■ Instructions for the task
Output the material beneath this task exactly, images excluded.
-.-.-
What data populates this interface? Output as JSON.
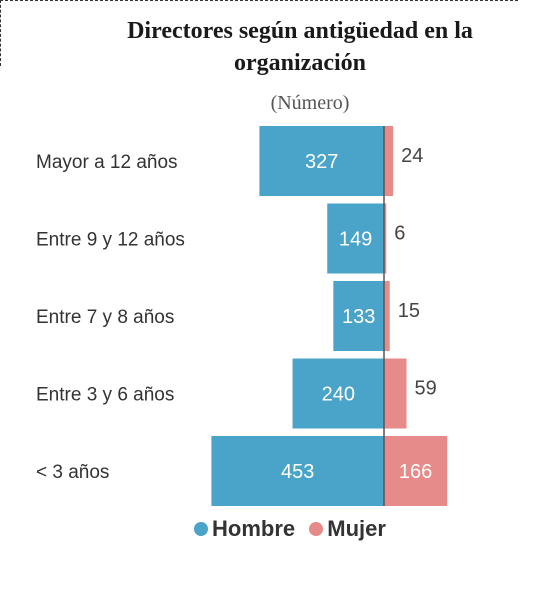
{
  "title": "Directores según antigüedad en la organización",
  "subtitle": "(Número)",
  "colors": {
    "hombre": "#4aa3c8",
    "mujer": "#e78a8a",
    "axis": "#555555"
  },
  "legend": {
    "hombre": "Hombre",
    "mujer": "Mujer"
  },
  "chart_data": {
    "type": "bar",
    "orientation": "horizontal-diverging",
    "categories": [
      "Mayor a 12 años",
      "Entre 9 y 12 años",
      "Entre 7 y 8 años",
      "Entre 3 y 6 años",
      "< 3 años"
    ],
    "series": [
      {
        "name": "Hombre",
        "values": [
          327,
          149,
          133,
          240,
          453
        ]
      },
      {
        "name": "Mujer",
        "values": [
          24,
          6,
          15,
          59,
          166
        ]
      }
    ],
    "legend_position": "bottom"
  }
}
-.-.-
■ Exercise solution
What data populates this interface? Output as JSON.
{
  "title": "Directores según antigüedad en la organización",
  "subtitle": "(Número)",
  "colors": {
    "hombre": "#4aa3c8",
    "mujer": "#e78a8a",
    "axis": "#555555"
  },
  "legend": {
    "hombre": "Hombre",
    "mujer": "Mujer"
  },
  "chart_data": {
    "type": "bar",
    "orientation": "horizontal-diverging",
    "categories": [
      "Mayor a 12 años",
      "Entre 9 y 12 años",
      "Entre 7 y 8 años",
      "Entre 3 y 6 años",
      "< 3 años"
    ],
    "series": [
      {
        "name": "Hombre",
        "values": [
          327,
          149,
          133,
          240,
          453
        ]
      },
      {
        "name": "Mujer",
        "values": [
          24,
          6,
          15,
          59,
          166
        ]
      }
    ],
    "legend_position": "bottom"
  }
}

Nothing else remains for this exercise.